Work to be completed ▸ Reproduce the material word for word; the images stay out.

┄┄┄┄┄┄┄┄┄┄┄┄┄┄┄┄┄┄┄┄

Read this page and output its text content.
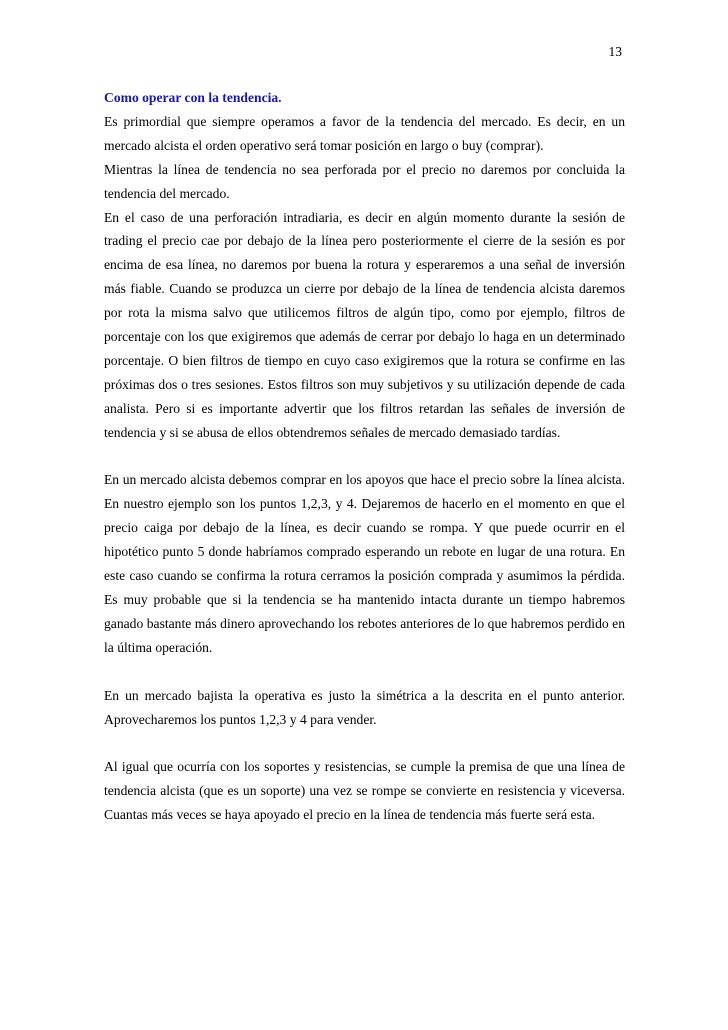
13

Como operar con la tendencia.

Es primordial que siempre operamos a favor de la tendencia del mercado. Es decir, en un mercado alcista el orden operativo será tomar posición en largo o buy (comprar).

Mientras la línea de tendencia no sea perforada por el precio no daremos por concluida la tendencia del mercado.

En el caso de una perforación intradiaria, es decir en algún momento durante la sesión de trading el precio cae por debajo de la línea pero posteriormente el cierre de la sesión es por encima de esa línea, no daremos por buena la rotura y esperaremos a una señal de inversión más fiable. Cuando se produzca un cierre por debajo de la línea de tendencia alcista daremos por rota la misma salvo que utilicemos filtros de algún tipo, como por ejemplo, filtros de porcentaje con los que exigiremos que además de cerrar por debajo lo haga en un determinado porcentaje. O bien filtros de tiempo en cuyo caso exigiremos que la rotura se confirme en las próximas dos o tres sesiones. Estos filtros son muy subjetivos y su utilización depende de cada analista. Pero si es importante advertir que los filtros retardan las señales de inversión de tendencia y si se abusa de ellos obtendremos señales de mercado demasiado tardías.

En un mercado alcista debemos comprar en los apoyos que hace el precio sobre la línea alcista. En nuestro ejemplo son los puntos 1,2,3, y 4. Dejaremos de hacerlo en el momento en que el precio caiga por debajo de la línea, es decir cuando se rompa. Y que puede ocurrir en el hipotético punto 5 donde habríamos comprado esperando un rebote en lugar de una rotura. En este caso cuando se confirma la rotura cerramos la posición comprada y asumimos la pérdida. Es muy probable que si la tendencia se ha mantenido intacta durante un tiempo habremos ganado bastante más dinero aprovechando los rebotes anteriores de lo que habremos perdido en la última operación.

En un mercado bajista la operativa es justo la simétrica a la descrita en el punto anterior. Aprovecharemos los puntos 1,2,3 y 4 para vender.

Al igual que ocurría con los soportes y resistencias, se cumple la premisa de que una línea de tendencia alcista (que es un soporte) una vez se rompe se convierte en resistencia y viceversa. Cuantas más veces se haya apoyado el precio en la línea de tendencia más fuerte será esta.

┄┄┄┄┄┄┄┄┄┄┄┄┄┄┄┄┄┄┄┄

In response ▸
Read this page and output its text content.
13

Como operar con la tendencia.

Es primordial que siempre operamos a favor de la tendencia del mercado. Es decir, en un mercado alcista el orden operativo será tomar posición en largo o buy (comprar).

Mientras la línea de tendencia no sea perforada por el precio no daremos por concluida la tendencia del mercado.

En el caso de una perforación intradiaria, es decir en algún momento durante la sesión de trading el precio cae por debajo de la línea pero posteriormente el cierre de la sesión es por encima de esa línea, no daremos por buena la rotura y esperaremos a una señal de inversión más fiable. Cuando se produzca un cierre por debajo de la línea de tendencia alcista daremos por rota la misma salvo que utilicemos filtros de algún tipo, como por ejemplo, filtros de porcentaje con los que exigiremos que además de cerrar por debajo lo haga en un determinado porcentaje. O bien filtros de tiempo en cuyo caso exigiremos que la rotura se confirme en las próximas dos o tres sesiones. Estos filtros son muy subjetivos y su utilización depende de cada analista. Pero si es importante advertir que los filtros retardan las señales de inversión de tendencia y si se abusa de ellos obtendremos señales de mercado demasiado tardías.

En un mercado alcista debemos comprar en los apoyos que hace el precio sobre la línea alcista. En nuestro ejemplo son los puntos 1,2,3, y 4. Dejaremos de hacerlo en el momento en que el precio caiga por debajo de la línea, es decir cuando se rompa. Y que puede ocurrir en el hipotético punto 5 donde habríamos comprado esperando un rebote en lugar de una rotura. En este caso cuando se confirma la rotura cerramos la posición comprada y asumimos la pérdida. Es muy probable que si la tendencia se ha mantenido intacta durante un tiempo habremos ganado bastante más dinero aprovechando los rebotes anteriores de lo que habremos perdido en la última operación.

En un mercado bajista la operativa es justo la simétrica a la descrita en el punto anterior. Aprovecharemos los puntos 1,2,3 y 4 para vender.

Al igual que ocurría con los soportes y resistencias, se cumple la premisa de que una línea de tendencia alcista (que es un soporte) una vez se rompe se convierte en resistencia y viceversa. Cuantas más veces se haya apoyado el precio en la línea de tendencia más fuerte será esta.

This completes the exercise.